▶ Directive
Copy out all the entries word for word.
Begin
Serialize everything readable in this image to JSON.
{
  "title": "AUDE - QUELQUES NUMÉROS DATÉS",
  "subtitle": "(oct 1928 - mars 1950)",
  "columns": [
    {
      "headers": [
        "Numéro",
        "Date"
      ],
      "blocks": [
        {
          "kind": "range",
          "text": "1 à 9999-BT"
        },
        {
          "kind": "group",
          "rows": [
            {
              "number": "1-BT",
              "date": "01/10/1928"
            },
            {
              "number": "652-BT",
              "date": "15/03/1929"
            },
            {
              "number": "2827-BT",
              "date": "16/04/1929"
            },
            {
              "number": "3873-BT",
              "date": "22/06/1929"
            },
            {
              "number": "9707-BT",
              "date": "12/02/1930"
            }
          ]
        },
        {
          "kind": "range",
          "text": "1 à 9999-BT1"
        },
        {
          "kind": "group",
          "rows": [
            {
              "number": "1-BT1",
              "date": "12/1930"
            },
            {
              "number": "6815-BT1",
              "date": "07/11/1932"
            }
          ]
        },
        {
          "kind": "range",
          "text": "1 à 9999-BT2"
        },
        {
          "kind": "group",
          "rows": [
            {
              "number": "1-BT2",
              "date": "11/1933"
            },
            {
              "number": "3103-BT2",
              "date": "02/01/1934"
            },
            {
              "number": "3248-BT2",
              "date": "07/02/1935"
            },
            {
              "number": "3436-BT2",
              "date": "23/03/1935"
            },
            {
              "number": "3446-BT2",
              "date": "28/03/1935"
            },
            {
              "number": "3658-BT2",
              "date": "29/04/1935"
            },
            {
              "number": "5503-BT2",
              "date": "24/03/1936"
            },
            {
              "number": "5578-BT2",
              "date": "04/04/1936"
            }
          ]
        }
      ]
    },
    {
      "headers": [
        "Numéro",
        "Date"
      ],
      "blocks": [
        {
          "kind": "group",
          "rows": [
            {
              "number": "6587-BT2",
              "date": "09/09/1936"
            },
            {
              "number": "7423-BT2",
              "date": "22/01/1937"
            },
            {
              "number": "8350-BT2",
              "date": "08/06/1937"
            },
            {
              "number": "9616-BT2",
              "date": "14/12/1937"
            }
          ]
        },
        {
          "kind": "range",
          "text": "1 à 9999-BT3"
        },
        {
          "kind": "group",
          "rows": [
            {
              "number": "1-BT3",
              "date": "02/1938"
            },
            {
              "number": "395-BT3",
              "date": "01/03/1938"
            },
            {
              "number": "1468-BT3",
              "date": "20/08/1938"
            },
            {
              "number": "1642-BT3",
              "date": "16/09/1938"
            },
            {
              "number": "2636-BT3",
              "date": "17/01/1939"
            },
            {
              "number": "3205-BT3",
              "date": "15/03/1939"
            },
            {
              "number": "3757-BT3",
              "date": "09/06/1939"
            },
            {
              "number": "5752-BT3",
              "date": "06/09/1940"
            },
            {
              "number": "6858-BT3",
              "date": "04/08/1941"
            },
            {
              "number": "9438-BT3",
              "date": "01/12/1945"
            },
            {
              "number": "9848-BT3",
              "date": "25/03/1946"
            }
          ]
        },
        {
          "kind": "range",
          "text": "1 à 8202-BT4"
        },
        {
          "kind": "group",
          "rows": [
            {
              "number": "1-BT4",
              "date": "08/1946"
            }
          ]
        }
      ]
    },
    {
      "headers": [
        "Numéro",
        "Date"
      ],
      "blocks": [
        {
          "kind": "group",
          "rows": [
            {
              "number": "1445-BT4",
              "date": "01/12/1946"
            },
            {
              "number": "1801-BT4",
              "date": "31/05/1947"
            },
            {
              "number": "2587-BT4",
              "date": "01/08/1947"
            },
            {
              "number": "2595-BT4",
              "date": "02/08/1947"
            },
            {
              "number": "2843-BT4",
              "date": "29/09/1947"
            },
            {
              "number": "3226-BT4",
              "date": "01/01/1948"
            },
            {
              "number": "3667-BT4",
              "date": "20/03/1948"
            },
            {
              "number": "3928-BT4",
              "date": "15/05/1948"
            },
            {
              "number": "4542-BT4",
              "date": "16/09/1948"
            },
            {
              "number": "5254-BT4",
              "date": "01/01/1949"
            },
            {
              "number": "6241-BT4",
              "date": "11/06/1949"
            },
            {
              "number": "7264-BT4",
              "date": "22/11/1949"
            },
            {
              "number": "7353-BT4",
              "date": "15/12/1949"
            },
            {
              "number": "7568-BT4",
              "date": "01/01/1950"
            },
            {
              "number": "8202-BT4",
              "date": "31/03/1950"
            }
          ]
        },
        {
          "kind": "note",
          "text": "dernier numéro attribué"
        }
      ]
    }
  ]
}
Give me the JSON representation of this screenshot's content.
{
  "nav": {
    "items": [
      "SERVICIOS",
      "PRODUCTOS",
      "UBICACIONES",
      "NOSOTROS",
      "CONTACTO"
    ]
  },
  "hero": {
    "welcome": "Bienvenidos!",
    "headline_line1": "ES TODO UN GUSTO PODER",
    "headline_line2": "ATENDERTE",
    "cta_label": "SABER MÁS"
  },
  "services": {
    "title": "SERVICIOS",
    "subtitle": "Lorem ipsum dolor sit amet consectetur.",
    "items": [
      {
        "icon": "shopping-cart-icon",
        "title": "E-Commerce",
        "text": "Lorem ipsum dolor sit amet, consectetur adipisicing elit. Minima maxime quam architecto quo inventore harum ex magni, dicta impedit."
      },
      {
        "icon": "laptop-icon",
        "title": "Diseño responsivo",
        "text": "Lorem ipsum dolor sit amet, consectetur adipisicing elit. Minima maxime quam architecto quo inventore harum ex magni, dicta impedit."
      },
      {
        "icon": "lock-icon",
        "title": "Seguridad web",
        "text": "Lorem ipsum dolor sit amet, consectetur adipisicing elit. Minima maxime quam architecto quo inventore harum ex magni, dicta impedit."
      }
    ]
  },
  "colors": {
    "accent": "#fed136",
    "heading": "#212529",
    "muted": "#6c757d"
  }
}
End
▶ Complete output
Serialize everything readable in this image to JSON.
{
  "title": "AUDE - QUELQUES NUMÉROS DATÉS",
  "subtitle": "(oct 1928 - mars 1950)",
  "columns": [
    {
      "headers": [
        "Numéro",
        "Date"
      ],
      "blocks": [
        {
          "kind": "range",
          "text": "1 à 9999-BT"
        },
        {
          "kind": "group",
          "rows": [
            {
              "number": "1-BT",
              "date": "01/10/1928"
            },
            {
              "number": "652-BT",
              "date": "15/03/1929"
            },
            {
              "number": "2827-BT",
              "date": "16/04/1929"
            },
            {
              "number": "3873-BT",
              "date": "22/06/1929"
            },
            {
              "number": "9707-BT",
              "date": "12/02/1930"
            }
          ]
        },
        {
          "kind": "range",
          "text": "1 à 9999-BT1"
        },
        {
          "kind": "group",
          "rows": [
            {
              "number": "1-BT1",
              "date": "12/1930"
            },
            {
              "number": "6815-BT1",
              "date": "07/11/1932"
            }
          ]
        },
        {
          "kind": "range",
          "text": "1 à 9999-BT2"
        },
        {
          "kind": "group",
          "rows": [
            {
              "number": "1-BT2",
              "date": "11/1933"
            },
            {
              "number": "3103-BT2",
              "date": "02/01/1934"
            },
            {
              "number": "3248-BT2",
              "date": "07/02/1935"
            },
            {
              "number": "3436-BT2",
              "date": "23/03/1935"
            },
            {
              "number": "3446-BT2",
              "date": "28/03/1935"
            },
            {
              "number": "3658-BT2",
              "date": "29/04/1935"
            },
            {
              "number": "5503-BT2",
              "date": "24/03/1936"
            },
            {
              "number": "5578-BT2",
              "date": "04/04/1936"
            }
          ]
        }
      ]
    },
    {
      "headers": [
        "Numéro",
        "Date"
      ],
      "blocks": [
        {
          "kind": "group",
          "rows": [
            {
              "number": "6587-BT2",
              "date": "09/09/1936"
            },
            {
              "number": "7423-BT2",
              "date": "22/01/1937"
            },
            {
              "number": "8350-BT2",
              "date": "08/06/1937"
            },
            {
              "number": "9616-BT2",
              "date": "14/12/1937"
            }
          ]
        },
        {
          "kind": "range",
          "text": "1 à 9999-BT3"
        },
        {
          "kind": "group",
          "rows": [
            {
              "number": "1-BT3",
              "date": "02/1938"
            },
            {
              "number": "395-BT3",
              "date": "01/03/1938"
            },
            {
              "number": "1468-BT3",
              "date": "20/08/1938"
            },
            {
              "number": "1642-BT3",
              "date": "16/09/1938"
            },
            {
              "number": "2636-BT3",
              "date": "17/01/1939"
            },
            {
              "number": "3205-BT3",
              "date": "15/03/1939"
            },
            {
              "number": "3757-BT3",
              "date": "09/06/1939"
            },
            {
              "number": "5752-BT3",
              "date": "06/09/1940"
            },
            {
              "number": "6858-BT3",
              "date": "04/08/1941"
            },
            {
              "number": "9438-BT3",
              "date": "01/12/1945"
            },
            {
              "number": "9848-BT3",
              "date": "25/03/1946"
            }
          ]
        },
        {
          "kind": "range",
          "text": "1 à 8202-BT4"
        },
        {
          "kind": "group",
          "rows": [
            {
              "number": "1-BT4",
              "date": "08/1946"
            }
          ]
        }
      ]
    },
    {
      "headers": [
        "Numéro",
        "Date"
      ],
      "blocks": [
        {
          "kind": "group",
          "rows": [
            {
              "number": "1445-BT4",
              "date": "01/12/1946"
            },
            {
              "number": "1801-BT4",
              "date": "31/05/1947"
            },
            {
              "number": "2587-BT4",
              "date": "01/08/1947"
            },
            {
              "number": "2595-BT4",
              "date": "02/08/1947"
            },
            {
              "number": "2843-BT4",
              "date": "29/09/1947"
            },
            {
              "number": "3226-BT4",
              "date": "01/01/1948"
            },
            {
              "number": "3667-BT4",
              "date": "20/03/1948"
            },
            {
              "number": "3928-BT4",
              "date": "15/05/1948"
            },
            {
              "number": "4542-BT4",
              "date": "16/09/1948"
            },
            {
              "number": "5254-BT4",
              "date": "01/01/1949"
            },
            {
              "number": "6241-BT4",
              "date": "11/06/1949"
            },
            {
              "number": "7264-BT4",
              "date": "22/11/1949"
            },
            {
              "number": "7353-BT4",
              "date": "15/12/1949"
            },
            {
              "number": "7568-BT4",
              "date": "01/01/1950"
            },
            {
              "number": "8202-BT4",
              "date": "31/03/1950"
            }
          ]
        },
        {
          "kind": "note",
          "text": "dernier numéro attribué"
        }
      ]
    }
  ]
}
Give me the JSON representation of this screenshot's content.
{
  "nav": {
    "items": [
      "SERVICIOS",
      "PRODUCTOS",
      "UBICACIONES",
      "NOSOTROS",
      "CONTACTO"
    ]
  },
  "hero": {
    "welcome": "Bienvenidos!",
    "headline_line1": "ES TODO UN GUSTO PODER",
    "headline_line2": "ATENDERTE",
    "cta_label": "SABER MÁS"
  },
  "services": {
    "title": "SERVICIOS",
    "subtitle": "Lorem ipsum dolor sit amet consectetur.",
    "items": [
      {
        "icon": "shopping-cart-icon",
        "title": "E-Commerce",
        "text": "Lorem ipsum dolor sit amet, consectetur adipisicing elit. Minima maxime quam architecto quo inventore harum ex magni, dicta impedit."
      },
      {
        "icon": "laptop-icon",
        "title": "Diseño responsivo",
        "text": "Lorem ipsum dolor sit amet, consectetur adipisicing elit. Minima maxime quam architecto quo inventore harum ex magni, dicta impedit."
      },
      {
        "icon": "lock-icon",
        "title": "Seguridad web",
        "text": "Lorem ipsum dolor sit amet, consectetur adipisicing elit. Minima maxime quam architecto quo inventore harum ex magni, dicta impedit."
      }
    ]
  },
  "colors": {
    "accent": "#fed136",
    "heading": "#212529",
    "muted": "#6c757d"
  }
}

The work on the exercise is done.